## Exercise directions
Copy each line where the word "array" occurs.

## Data provided
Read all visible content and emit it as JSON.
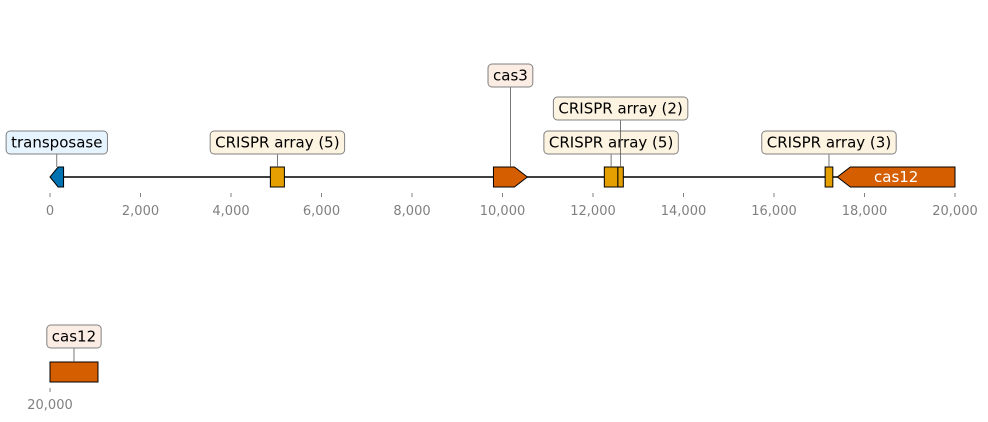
{
  "tracks": [
    {
      "start": 0,
      "end": 20000,
      "ticks": [
        "0",
        "2,000",
        "4,000",
        "6,000",
        "8,000",
        "10,000",
        "12,000",
        "14,000",
        "16,000",
        "18,000",
        "20,000"
      ],
      "tick_values": [
        0,
        2000,
        4000,
        6000,
        8000,
        10000,
        12000,
        14000,
        16000,
        18000,
        20000
      ],
      "features": [
        {
          "name": "transposase",
          "start": 0,
          "end": 300,
          "strand": -1,
          "color": "#0072b2",
          "label": "transposase",
          "label_bg": "#e6f4ff",
          "label_level": 1
        },
        {
          "name": "crispr-array-5a",
          "start": 4870,
          "end": 5180,
          "strand": 0,
          "color": "#e69f00",
          "label": "CRISPR array (5)",
          "label_bg": "#fdf3e1",
          "label_level": 1
        },
        {
          "name": "cas3",
          "start": 9800,
          "end": 10550,
          "strand": 1,
          "color": "#d55e00",
          "label": "cas3",
          "label_bg": "#fbece4",
          "label_level": 3
        },
        {
          "name": "crispr-array-5b",
          "start": 12250,
          "end": 12550,
          "strand": 0,
          "color": "#e69f00",
          "label": "CRISPR array (5)",
          "label_bg": "#fdf3e1",
          "label_level": 1
        },
        {
          "name": "crispr-array-2",
          "start": 12550,
          "end": 12670,
          "strand": 0,
          "color": "#e69f00",
          "label": "CRISPR array (2)",
          "label_bg": "#fdf3e1",
          "label_level": 2
        },
        {
          "name": "crispr-array-3",
          "start": 17130,
          "end": 17300,
          "strand": 0,
          "color": "#e69f00",
          "label": "CRISPR array (3)",
          "label_bg": "#fdf3e1",
          "label_level": 1
        },
        {
          "name": "cas12",
          "start": 17400,
          "end": 20000,
          "strand": -1,
          "color": "#d55e00",
          "label": "cas12",
          "inline": true,
          "inline_color": "#ffffff"
        }
      ]
    },
    {
      "start": 20000,
      "end": 21000,
      "ticks": [
        "20,000"
      ],
      "tick_values": [
        20000
      ],
      "features": [
        {
          "name": "cas12-cont",
          "start": 20000,
          "end": 21060,
          "strand": 0,
          "color": "#d55e00",
          "label": "cas12",
          "label_bg": "#fbece4",
          "label_level": 1
        }
      ]
    }
  ]
}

## Solved exercise
          "name": "crispr-array-5a",
          "label": "CRISPR array (5)",
          "name": "crispr-array-5b",
          "label": "CRISPR array (5)",
          "name": "crispr-array-2",
          "label": "CRISPR array (2)",
          "name": "crispr-array-3",
          "label": "CRISPR array (3)",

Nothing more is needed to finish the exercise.